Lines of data
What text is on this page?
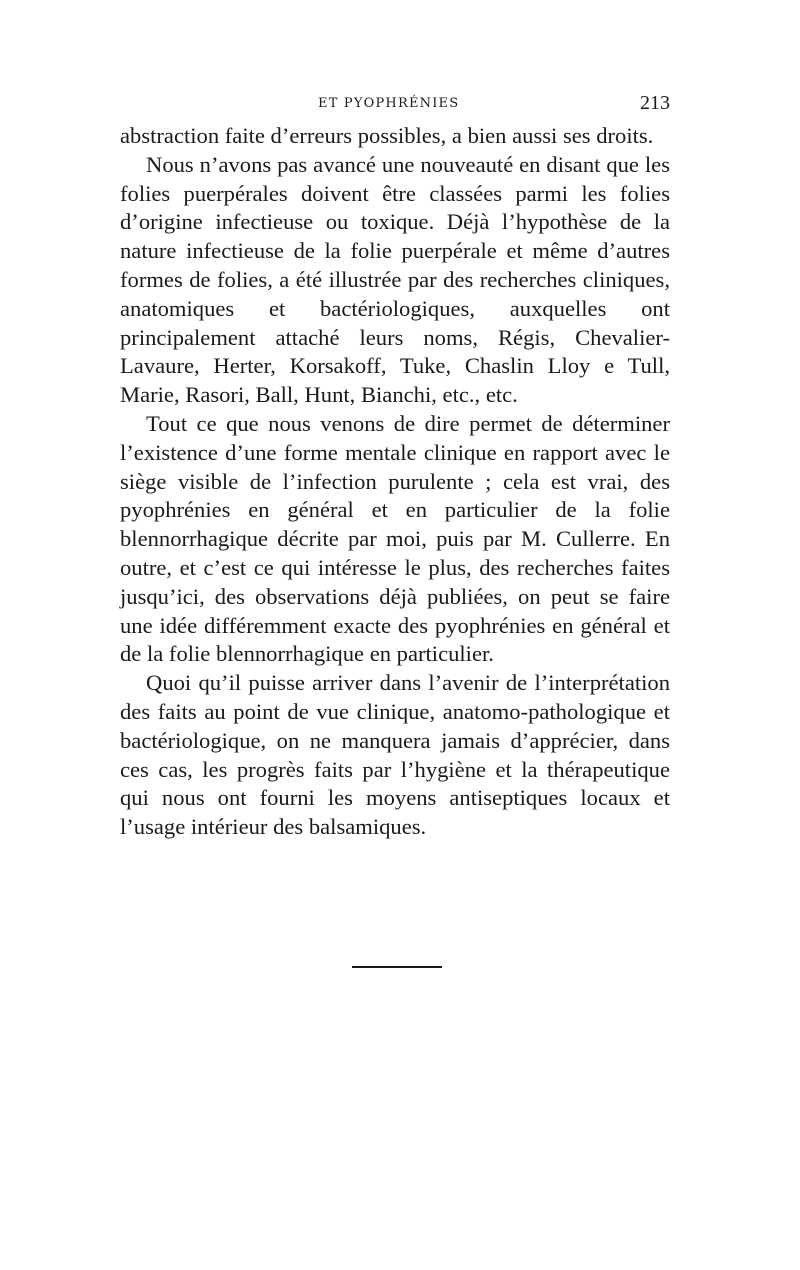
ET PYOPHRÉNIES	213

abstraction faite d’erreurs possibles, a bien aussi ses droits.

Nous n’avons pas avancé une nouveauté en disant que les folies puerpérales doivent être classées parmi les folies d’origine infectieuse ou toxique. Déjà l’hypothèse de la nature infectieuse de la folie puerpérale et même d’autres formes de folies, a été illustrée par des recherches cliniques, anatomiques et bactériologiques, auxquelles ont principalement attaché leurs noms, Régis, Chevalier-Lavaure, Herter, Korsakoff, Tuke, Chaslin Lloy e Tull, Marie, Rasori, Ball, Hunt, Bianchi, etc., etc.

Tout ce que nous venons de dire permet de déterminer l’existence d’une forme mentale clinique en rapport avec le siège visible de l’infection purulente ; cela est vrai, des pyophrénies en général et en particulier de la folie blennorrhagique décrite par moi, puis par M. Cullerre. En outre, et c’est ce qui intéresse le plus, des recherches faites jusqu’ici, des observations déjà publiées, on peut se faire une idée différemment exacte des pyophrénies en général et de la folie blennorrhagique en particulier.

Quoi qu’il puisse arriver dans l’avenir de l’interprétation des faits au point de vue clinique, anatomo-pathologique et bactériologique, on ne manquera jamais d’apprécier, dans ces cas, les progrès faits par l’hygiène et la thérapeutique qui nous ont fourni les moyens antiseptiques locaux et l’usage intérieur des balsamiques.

GIVEN EXERCISE:
Look through the lines above and collect those with the word "recherches".

ANSWER TO THIS TASK:
Nous n’avons pas avancé une nouveauté en disant que les folies puerpérales doivent être classées parmi les folies d’origine infectieuse ou toxique. Déjà l’hypothèse de la nature infectieuse de la folie puerpérale et même d’autres formes de folies, a été illustrée par des recherches cliniques, anatomiques et bactériologiques, auxquelles ont principalement attaché leurs noms, Régis, Chevalier-Lavaure, Herter, Korsakoff, Tuke, Chaslin Lloy e Tull, Marie, Rasori, Ball, Hunt, Bianchi, etc., etc.
Tout ce que nous venons de dire permet de déterminer l’existence d’une forme mentale clinique en rapport avec le siège visible de l’infection purulente ; cela est vrai, des pyophrénies en général et en particulier de la folie blennorrhagique décrite par moi, puis par M. Cullerre. En outre, et c’est ce qui intéresse le plus, des recherches faites jusqu’ici, des observations déjà publiées, on peut se faire une idée différemment exacte des pyophrénies en général et de la folie blennorrhagique en particulier.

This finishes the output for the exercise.